A block of data:
........
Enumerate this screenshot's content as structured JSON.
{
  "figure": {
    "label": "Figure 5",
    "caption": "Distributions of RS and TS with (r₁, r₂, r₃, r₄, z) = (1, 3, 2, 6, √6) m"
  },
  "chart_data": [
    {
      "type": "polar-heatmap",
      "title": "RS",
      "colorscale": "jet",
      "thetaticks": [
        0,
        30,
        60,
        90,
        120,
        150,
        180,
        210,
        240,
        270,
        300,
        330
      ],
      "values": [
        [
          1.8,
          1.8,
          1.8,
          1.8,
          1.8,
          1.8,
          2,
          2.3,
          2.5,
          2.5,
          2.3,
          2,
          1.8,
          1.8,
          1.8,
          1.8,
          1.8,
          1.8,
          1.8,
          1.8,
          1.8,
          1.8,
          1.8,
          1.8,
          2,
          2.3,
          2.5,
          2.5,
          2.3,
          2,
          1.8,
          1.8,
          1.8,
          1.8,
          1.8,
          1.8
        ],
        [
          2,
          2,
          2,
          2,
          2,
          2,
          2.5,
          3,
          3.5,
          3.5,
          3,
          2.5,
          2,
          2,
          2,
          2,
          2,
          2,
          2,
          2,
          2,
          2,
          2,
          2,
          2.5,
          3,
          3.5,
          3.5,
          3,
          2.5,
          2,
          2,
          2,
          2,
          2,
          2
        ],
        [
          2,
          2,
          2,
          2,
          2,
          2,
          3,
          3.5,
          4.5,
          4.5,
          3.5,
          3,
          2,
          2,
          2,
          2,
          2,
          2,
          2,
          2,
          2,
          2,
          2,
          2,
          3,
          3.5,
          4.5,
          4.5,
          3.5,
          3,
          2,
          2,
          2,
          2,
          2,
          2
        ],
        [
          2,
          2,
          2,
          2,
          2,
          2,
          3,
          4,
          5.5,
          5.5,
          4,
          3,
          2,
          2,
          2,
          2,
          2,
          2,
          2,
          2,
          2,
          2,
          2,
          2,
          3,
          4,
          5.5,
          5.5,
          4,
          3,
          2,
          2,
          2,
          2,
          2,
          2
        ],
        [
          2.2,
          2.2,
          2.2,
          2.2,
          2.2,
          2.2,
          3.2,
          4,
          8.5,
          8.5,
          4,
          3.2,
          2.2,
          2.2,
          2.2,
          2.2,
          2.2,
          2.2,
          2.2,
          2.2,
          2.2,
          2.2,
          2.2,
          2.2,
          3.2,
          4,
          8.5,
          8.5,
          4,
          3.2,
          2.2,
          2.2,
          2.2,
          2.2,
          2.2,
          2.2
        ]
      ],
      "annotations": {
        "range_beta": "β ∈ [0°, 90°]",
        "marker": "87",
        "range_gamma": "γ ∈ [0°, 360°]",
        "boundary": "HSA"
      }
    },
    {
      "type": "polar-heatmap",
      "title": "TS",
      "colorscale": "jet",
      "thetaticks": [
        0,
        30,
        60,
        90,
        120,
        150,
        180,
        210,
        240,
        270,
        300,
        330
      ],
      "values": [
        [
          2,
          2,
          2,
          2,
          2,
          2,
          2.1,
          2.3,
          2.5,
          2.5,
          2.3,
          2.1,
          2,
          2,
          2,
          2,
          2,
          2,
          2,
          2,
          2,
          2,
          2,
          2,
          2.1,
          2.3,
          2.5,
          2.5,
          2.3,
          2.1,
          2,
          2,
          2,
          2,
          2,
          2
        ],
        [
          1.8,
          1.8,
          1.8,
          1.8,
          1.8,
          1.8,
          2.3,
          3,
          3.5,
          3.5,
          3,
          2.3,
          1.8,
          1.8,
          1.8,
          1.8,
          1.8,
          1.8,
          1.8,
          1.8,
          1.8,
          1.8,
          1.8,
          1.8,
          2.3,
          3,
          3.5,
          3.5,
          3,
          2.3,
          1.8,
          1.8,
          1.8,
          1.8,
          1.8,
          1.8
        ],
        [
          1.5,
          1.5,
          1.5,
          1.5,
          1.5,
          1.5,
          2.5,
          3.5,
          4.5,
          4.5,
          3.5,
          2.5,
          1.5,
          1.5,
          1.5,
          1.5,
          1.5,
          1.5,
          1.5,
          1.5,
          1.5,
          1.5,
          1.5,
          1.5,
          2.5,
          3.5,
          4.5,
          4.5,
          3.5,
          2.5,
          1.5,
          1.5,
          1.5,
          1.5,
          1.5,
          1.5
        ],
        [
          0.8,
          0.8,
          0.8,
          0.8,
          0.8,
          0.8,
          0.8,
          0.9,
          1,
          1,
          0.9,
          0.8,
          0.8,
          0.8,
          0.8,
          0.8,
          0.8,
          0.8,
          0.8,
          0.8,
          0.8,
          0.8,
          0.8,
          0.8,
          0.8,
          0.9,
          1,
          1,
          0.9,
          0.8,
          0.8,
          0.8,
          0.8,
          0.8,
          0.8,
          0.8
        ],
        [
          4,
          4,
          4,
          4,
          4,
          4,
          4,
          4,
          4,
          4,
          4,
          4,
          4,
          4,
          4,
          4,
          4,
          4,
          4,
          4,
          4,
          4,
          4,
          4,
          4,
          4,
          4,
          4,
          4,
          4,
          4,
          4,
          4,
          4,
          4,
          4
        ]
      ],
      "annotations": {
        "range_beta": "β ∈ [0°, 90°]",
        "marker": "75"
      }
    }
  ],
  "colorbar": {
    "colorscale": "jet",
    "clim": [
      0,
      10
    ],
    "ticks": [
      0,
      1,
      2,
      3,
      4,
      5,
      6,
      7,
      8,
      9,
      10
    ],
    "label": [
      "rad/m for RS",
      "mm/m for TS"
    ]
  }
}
........
Print every record above exactly as written.

The reply:
Enumerate this screenshot's content as structured JSON.
{
  "figure": {
    "label": "Figure 5",
    "caption": "Distributions of RS and TS with (r₁, r₂, r₃, r₄, z) = (1, 3, 2, 6, √6) m"
  },
  "chart_data": [
    {
      "type": "polar-heatmap",
      "title": "RS",
      "colorscale": "jet",
      "thetaticks": [
        0,
        30,
        60,
        90,
        120,
        150,
        180,
        210,
        240,
        270,
        300,
        330
      ],
      "values": [
        [
          1.8,
          1.8,
          1.8,
          1.8,
          1.8,
          1.8,
          2,
          2.3,
          2.5,
          2.5,
          2.3,
          2,
          1.8,
          1.8,
          1.8,
          1.8,
          1.8,
          1.8,
          1.8,
          1.8,
          1.8,
          1.8,
          1.8,
          1.8,
          2,
          2.3,
          2.5,
          2.5,
          2.3,
          2,
          1.8,
          1.8,
          1.8,
          1.8,
          1.8,
          1.8
        ],
        [
          2,
          2,
          2,
          2,
          2,
          2,
          2.5,
          3,
          3.5,
          3.5,
          3,
          2.5,
          2,
          2,
          2,
          2,
          2,
          2,
          2,
          2,
          2,
          2,
          2,
          2,
          2.5,
          3,
          3.5,
          3.5,
          3,
          2.5,
          2,
          2,
          2,
          2,
          2,
          2
        ],
        [
          2,
          2,
          2,
          2,
          2,
          2,
          3,
          3.5,
          4.5,
          4.5,
          3.5,
          3,
          2,
          2,
          2,
          2,
          2,
          2,
          2,
          2,
          2,
          2,
          2,
          2,
          3,
          3.5,
          4.5,
          4.5,
          3.5,
          3,
          2,
          2,
          2,
          2,
          2,
          2
        ],
        [
          2,
          2,
          2,
          2,
          2,
          2,
          3,
          4,
          5.5,
          5.5,
          4,
          3,
          2,
          2,
          2,
          2,
          2,
          2,
          2,
          2,
          2,
          2,
          2,
          2,
          3,
          4,
          5.5,
          5.5,
          4,
          3,
          2,
          2,
          2,
          2,
          2,
          2
        ],
        [
          2.2,
          2.2,
          2.2,
          2.2,
          2.2,
          2.2,
          3.2,
          4,
          8.5,
          8.5,
          4,
          3.2,
          2.2,
          2.2,
          2.2,
          2.2,
          2.2,
          2.2,
          2.2,
          2.2,
          2.2,
          2.2,
          2.2,
          2.2,
          3.2,
          4,
          8.5,
          8.5,
          4,
          3.2,
          2.2,
          2.2,
          2.2,
          2.2,
          2.2,
          2.2
        ]
      ],
      "annotations": {
        "range_beta": "β ∈ [0°, 90°]",
        "marker": "87",
        "range_gamma": "γ ∈ [0°, 360°]",
        "boundary": "HSA"
      }
    },
    {
      "type": "polar-heatmap",
      "title": "TS",
      "colorscale": "jet",
      "thetaticks": [
        0,
        30,
        60,
        90,
        120,
        150,
        180,
        210,
        240,
        270,
        300,
        330
      ],
      "values": [
        [
          2,
          2,
          2,
          2,
          2,
          2,
          2.1,
          2.3,
          2.5,
          2.5,
          2.3,
          2.1,
          2,
          2,
          2,
          2,
          2,
          2,
          2,
          2,
          2,
          2,
          2,
          2,
          2.1,
          2.3,
          2.5,
          2.5,
          2.3,
          2.1,
          2,
          2,
          2,
          2,
          2,
          2
        ],
        [
          1.8,
          1.8,
          1.8,
          1.8,
          1.8,
          1.8,
          2.3,
          3,
          3.5,
          3.5,
          3,
          2.3,
          1.8,
          1.8,
          1.8,
          1.8,
          1.8,
          1.8,
          1.8,
          1.8,
          1.8,
          1.8,
          1.8,
          1.8,
          2.3,
          3,
          3.5,
          3.5,
          3,
          2.3,
          1.8,
          1.8,
          1.8,
          1.8,
          1.8,
          1.8
        ],
        [
          1.5,
          1.5,
          1.5,
          1.5,
          1.5,
          1.5,
          2.5,
          3.5,
          4.5,
          4.5,
          3.5,
          2.5,
          1.5,
          1.5,
          1.5,
          1.5,
          1.5,
          1.5,
          1.5,
          1.5,
          1.5,
          1.5,
          1.5,
          1.5,
          2.5,
          3.5,
          4.5,
          4.5,
          3.5,
          2.5,
          1.5,
          1.5,
          1.5,
          1.5,
          1.5,
          1.5
        ],
        [
          0.8,
          0.8,
          0.8,
          0.8,
          0.8,
          0.8,
          0.8,
          0.9,
          1,
          1,
          0.9,
          0.8,
          0.8,
          0.8,
          0.8,
          0.8,
          0.8,
          0.8,
          0.8,
          0.8,
          0.8,
          0.8,
          0.8,
          0.8,
          0.8,
          0.9,
          1,
          1,
          0.9,
          0.8,
          0.8,
          0.8,
          0.8,
          0.8,
          0.8,
          0.8
        ],
        [
          4,
          4,
          4,
          4,
          4,
          4,
          4,
          4,
          4,
          4,
          4,
          4,
          4,
          4,
          4,
          4,
          4,
          4,
          4,
          4,
          4,
          4,
          4,
          4,
          4,
          4,
          4,
          4,
          4,
          4,
          4,
          4,
          4,
          4,
          4,
          4
        ]
      ],
      "annotations": {
        "range_beta": "β ∈ [0°, 90°]",
        "marker": "75"
      }
    }
  ],
  "colorbar": {
    "colorscale": "jet",
    "clim": [
      0,
      10
    ],
    "ticks": [
      0,
      1,
      2,
      3,
      4,
      5,
      6,
      7,
      8,
      9,
      10
    ],
    "label": [
      "rad/m for RS",
      "mm/m for TS"
    ]
  }
}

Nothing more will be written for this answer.